Jedoch entfernt sich „Mission: Impossible 4“ konzeptuell wieder vom dritten Teil, es gibt mehr Teamarbeit, wie im Erstling, mehr over-the-top-Stunts, wie im zweiten Teil. Unter Brad Bird orientiert sich die Franchise mehr in Richtung James Bond, strebt wieder Überlebensgröße an und setzt mehr auf Humor. Nicht umsonst ist Benjis Part deutlich größer am im dritten Vorgänger, nicht umsonst gibt es mehr ironische Szenen wie z.B. den anfänglichen Gefängnisausbruch. Es bleibt die Frage wie lang dies gut geht, macht Hunts halbnackte Kraxelei auf einem Fenstersims doch klar, dass die Zeit nicht spurlos an seinem Hauptdarsteller vorbeigegangen ist und auch dieser, ähnlich wie Eastwood, Willis oder Stallone, langsam sein Altern im Film kommentieren könnte.

**Deine Aufgaben**
1/ Unter wem orientiert sich die Reihe laut dem Textauszug über „Mission: Impossible 4“ stärker in Richtung James Bond?
2/ Nenne alle Personen und Figuren, die im Textauszug namentlich vorkommen.

**Vorliegendes Material**
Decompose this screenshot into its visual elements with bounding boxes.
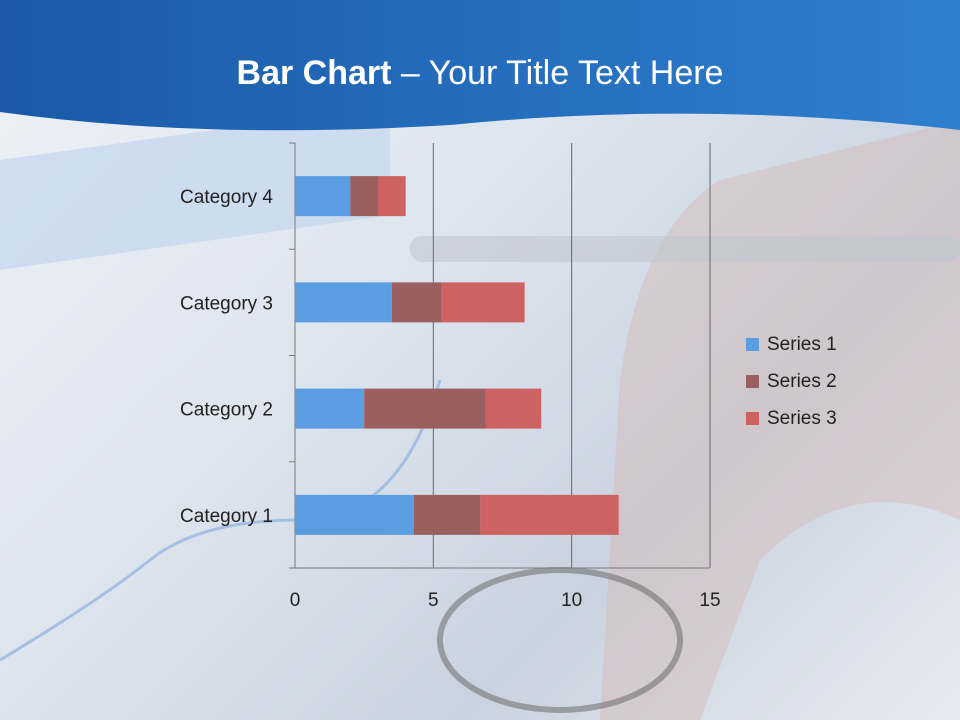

**Antworten je Aufgabe**
1/ Unter Brad Bird.

2/ Brad Bird, James Bond, Benji, Hunt, Eastwood, Willis, Stallone